- Given task: Take the material below and write it all out again exactly.

- Exercise data:
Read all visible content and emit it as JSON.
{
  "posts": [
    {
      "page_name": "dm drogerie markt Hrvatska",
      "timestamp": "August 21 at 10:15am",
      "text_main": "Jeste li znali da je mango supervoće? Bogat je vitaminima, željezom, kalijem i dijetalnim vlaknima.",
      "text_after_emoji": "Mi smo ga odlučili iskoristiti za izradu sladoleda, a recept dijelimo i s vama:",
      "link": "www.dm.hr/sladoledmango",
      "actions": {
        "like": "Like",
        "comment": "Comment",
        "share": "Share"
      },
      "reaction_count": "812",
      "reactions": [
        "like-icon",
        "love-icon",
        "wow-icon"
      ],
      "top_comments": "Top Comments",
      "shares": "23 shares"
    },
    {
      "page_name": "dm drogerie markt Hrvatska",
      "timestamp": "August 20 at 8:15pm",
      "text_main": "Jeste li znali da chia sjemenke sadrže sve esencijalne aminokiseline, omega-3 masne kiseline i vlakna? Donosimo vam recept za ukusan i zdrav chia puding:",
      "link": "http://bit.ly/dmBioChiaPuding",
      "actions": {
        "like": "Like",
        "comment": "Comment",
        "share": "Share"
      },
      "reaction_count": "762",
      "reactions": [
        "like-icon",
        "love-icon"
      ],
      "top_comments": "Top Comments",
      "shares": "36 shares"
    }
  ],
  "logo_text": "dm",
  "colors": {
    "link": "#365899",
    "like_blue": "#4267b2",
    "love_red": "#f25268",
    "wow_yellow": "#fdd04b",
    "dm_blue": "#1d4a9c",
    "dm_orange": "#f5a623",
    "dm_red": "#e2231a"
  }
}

- Worked solution:
Read all visible content and emit it as JSON.
{
  "posts": [
    {
      "page_name": "dm drogerie markt Hrvatska",
      "timestamp": "August 21 at 10:15am",
      "text_main": "Jeste li znali da je mango supervoće? Bogat je vitaminima, željezom, kalijem i dijetalnim vlaknima.",
      "text_after_emoji": "Mi smo ga odlučili iskoristiti za izradu sladoleda, a recept dijelimo i s vama:",
      "link": "www.dm.hr/sladoledmango",
      "actions": {
        "like": "Like",
        "comment": "Comment",
        "share": "Share"
      },
      "reaction_count": "812",
      "reactions": [
        "like-icon",
        "love-icon",
        "wow-icon"
      ],
      "top_comments": "Top Comments",
      "shares": "23 shares"
    },
    {
      "page_name": "dm drogerie markt Hrvatska",
      "timestamp": "August 20 at 8:15pm",
      "text_main": "Jeste li znali da chia sjemenke sadrže sve esencijalne aminokiseline, omega-3 masne kiseline i vlakna? Donosimo vam recept za ukusan i zdrav chia puding:",
      "link": "http://bit.ly/dmBioChiaPuding",
      "actions": {
        "like": "Like",
        "comment": "Comment",
        "share": "Share"
      },
      "reaction_count": "762",
      "reactions": [
        "like-icon",
        "love-icon"
      ],
      "top_comments": "Top Comments",
      "shares": "36 shares"
    }
  ],
  "logo_text": "dm",
  "colors": {
    "link": "#365899",
    "like_blue": "#4267b2",
    "love_red": "#f25268",
    "wow_yellow": "#fdd04b",
    "dm_blue": "#1d4a9c",
    "dm_orange": "#f5a623",
    "dm_red": "#e2231a"
  }
}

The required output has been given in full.